Aim >>
Wherever the word "الكتب" appears in the entries, copy the whole line.

[Entries from a dataset]
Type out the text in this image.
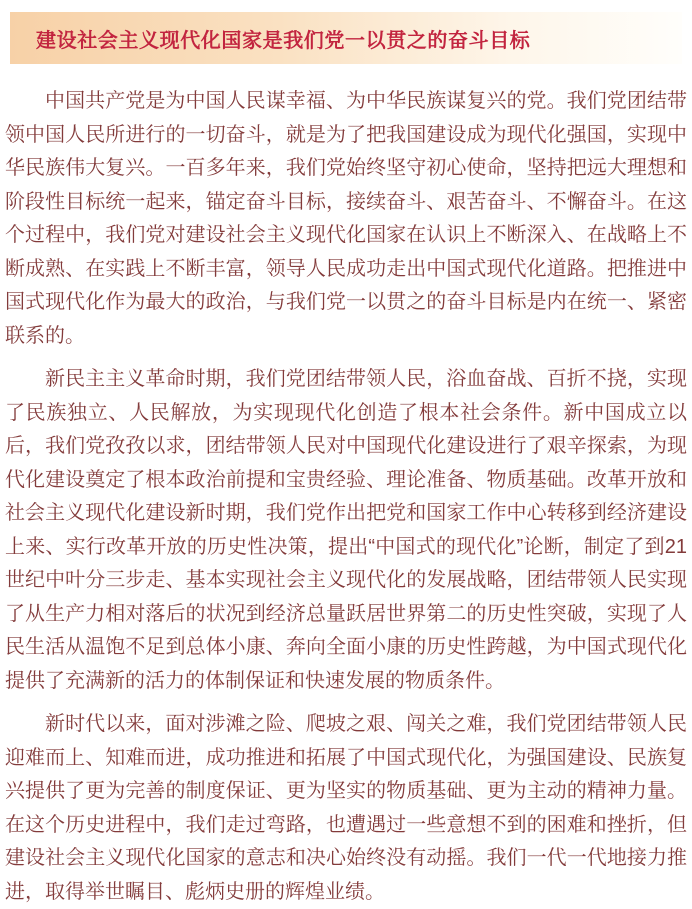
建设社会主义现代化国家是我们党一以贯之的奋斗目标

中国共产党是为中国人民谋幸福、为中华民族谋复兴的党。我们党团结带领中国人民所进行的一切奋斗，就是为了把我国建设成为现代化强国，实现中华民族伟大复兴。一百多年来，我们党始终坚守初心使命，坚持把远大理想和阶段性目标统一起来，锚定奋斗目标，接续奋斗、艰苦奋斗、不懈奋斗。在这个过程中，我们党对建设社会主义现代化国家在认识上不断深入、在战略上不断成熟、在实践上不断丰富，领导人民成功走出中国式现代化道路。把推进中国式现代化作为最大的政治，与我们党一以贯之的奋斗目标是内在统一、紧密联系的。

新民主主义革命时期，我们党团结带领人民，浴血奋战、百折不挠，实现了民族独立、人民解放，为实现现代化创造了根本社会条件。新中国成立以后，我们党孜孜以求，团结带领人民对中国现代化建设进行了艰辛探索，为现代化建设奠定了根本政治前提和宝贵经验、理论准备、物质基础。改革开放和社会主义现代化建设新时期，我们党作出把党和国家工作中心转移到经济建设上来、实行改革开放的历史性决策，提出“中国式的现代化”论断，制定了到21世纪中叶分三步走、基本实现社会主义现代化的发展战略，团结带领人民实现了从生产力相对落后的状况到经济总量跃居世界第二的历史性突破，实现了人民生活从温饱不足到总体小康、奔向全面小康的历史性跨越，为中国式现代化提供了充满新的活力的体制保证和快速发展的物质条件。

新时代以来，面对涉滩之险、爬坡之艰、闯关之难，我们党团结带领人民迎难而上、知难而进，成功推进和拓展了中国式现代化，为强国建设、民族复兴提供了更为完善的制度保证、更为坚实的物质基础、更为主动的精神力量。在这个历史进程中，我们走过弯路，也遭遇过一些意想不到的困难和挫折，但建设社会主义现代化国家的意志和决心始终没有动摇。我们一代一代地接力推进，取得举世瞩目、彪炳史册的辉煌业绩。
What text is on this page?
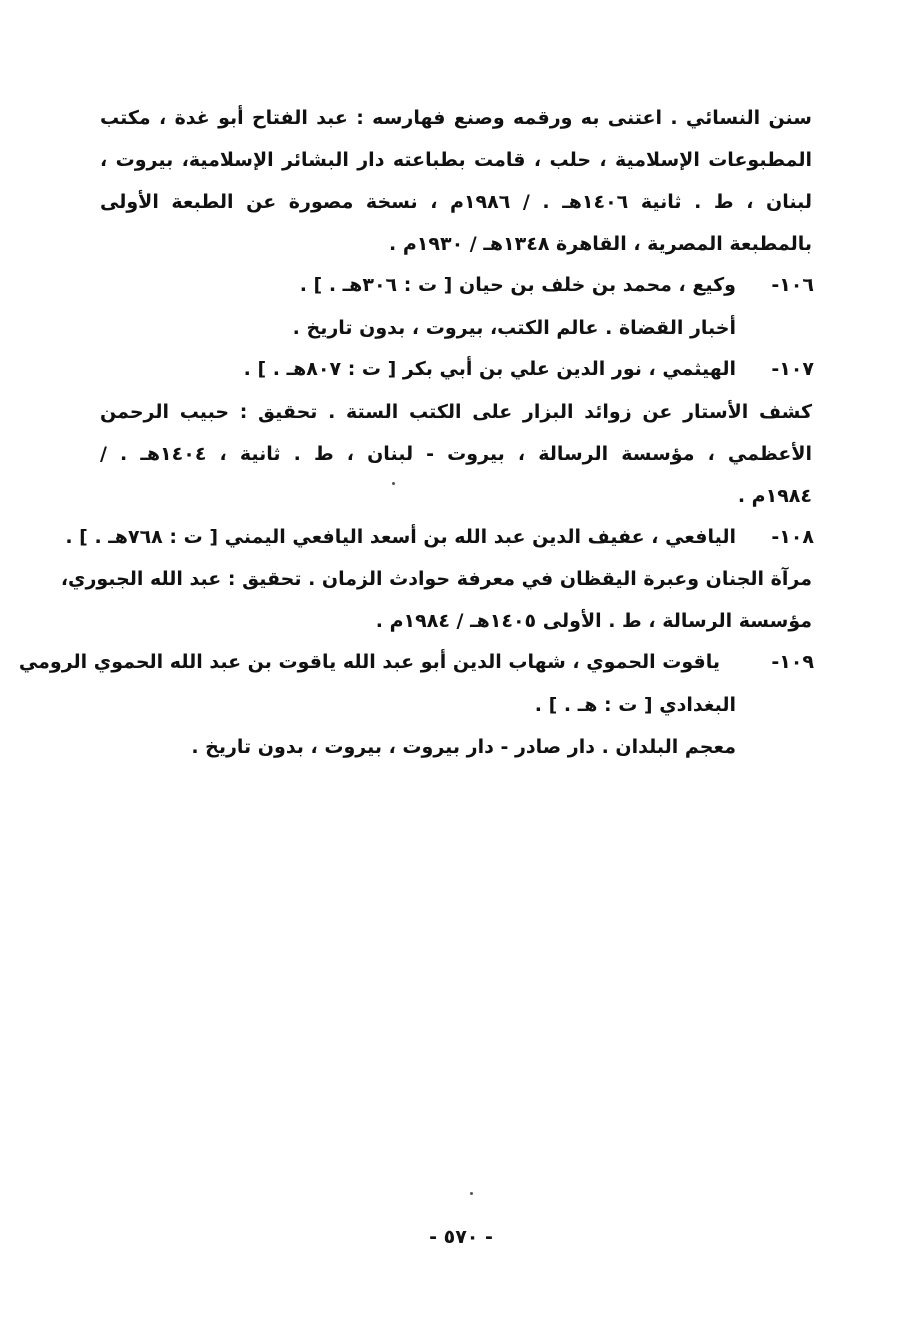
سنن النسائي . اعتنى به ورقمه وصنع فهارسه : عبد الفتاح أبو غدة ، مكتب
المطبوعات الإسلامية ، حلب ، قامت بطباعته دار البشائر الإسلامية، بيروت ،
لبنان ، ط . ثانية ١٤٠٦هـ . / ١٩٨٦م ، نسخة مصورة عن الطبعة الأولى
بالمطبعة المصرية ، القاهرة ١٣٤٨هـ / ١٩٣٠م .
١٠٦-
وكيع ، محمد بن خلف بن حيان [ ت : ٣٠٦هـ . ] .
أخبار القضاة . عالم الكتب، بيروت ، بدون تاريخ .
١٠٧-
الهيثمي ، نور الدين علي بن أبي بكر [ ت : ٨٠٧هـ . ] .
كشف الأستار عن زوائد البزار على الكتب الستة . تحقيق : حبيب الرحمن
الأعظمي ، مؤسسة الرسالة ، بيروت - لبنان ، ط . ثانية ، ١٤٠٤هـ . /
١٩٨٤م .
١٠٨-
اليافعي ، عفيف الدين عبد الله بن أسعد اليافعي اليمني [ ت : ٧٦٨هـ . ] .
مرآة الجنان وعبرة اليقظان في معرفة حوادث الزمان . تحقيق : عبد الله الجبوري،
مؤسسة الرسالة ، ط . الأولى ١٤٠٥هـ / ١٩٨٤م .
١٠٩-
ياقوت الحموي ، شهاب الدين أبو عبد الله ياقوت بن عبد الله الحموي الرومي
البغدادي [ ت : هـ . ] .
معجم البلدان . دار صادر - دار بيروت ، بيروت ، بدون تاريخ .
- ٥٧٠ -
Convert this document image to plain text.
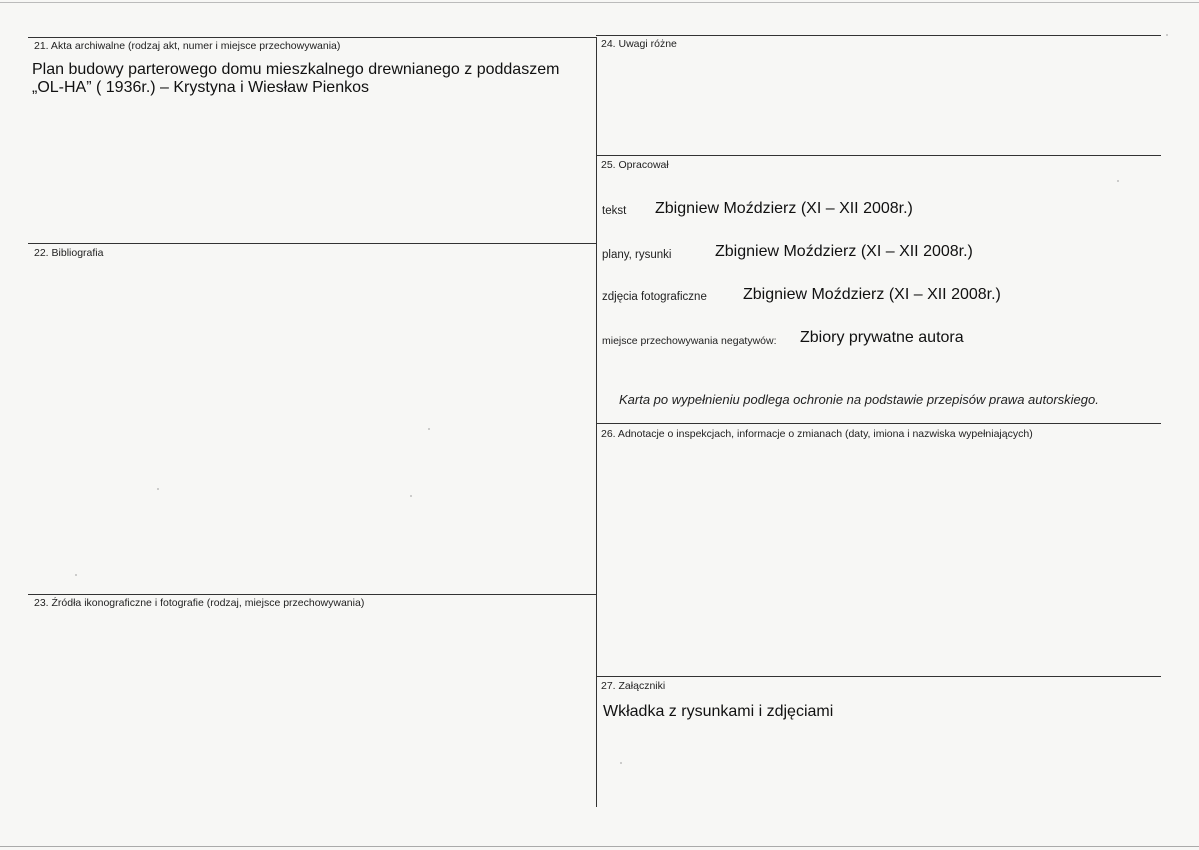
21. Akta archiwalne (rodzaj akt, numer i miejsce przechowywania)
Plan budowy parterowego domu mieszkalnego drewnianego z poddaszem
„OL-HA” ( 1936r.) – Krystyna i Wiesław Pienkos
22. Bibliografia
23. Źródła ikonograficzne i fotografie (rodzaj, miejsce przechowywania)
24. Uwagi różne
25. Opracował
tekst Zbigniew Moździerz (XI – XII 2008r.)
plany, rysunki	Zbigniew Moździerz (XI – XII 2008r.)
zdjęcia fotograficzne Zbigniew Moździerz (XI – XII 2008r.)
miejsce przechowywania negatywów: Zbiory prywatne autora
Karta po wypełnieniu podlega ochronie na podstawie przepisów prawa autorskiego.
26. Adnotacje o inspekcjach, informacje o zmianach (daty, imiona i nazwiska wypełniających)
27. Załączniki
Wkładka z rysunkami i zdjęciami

Exercise answer >>
أخبار القضاة . عالم الكتب، بيروت ، بدون تاريخ .
كشف الأستار عن زوائد البزار على الكتب الستة . تحقيق : حبيب الرحمن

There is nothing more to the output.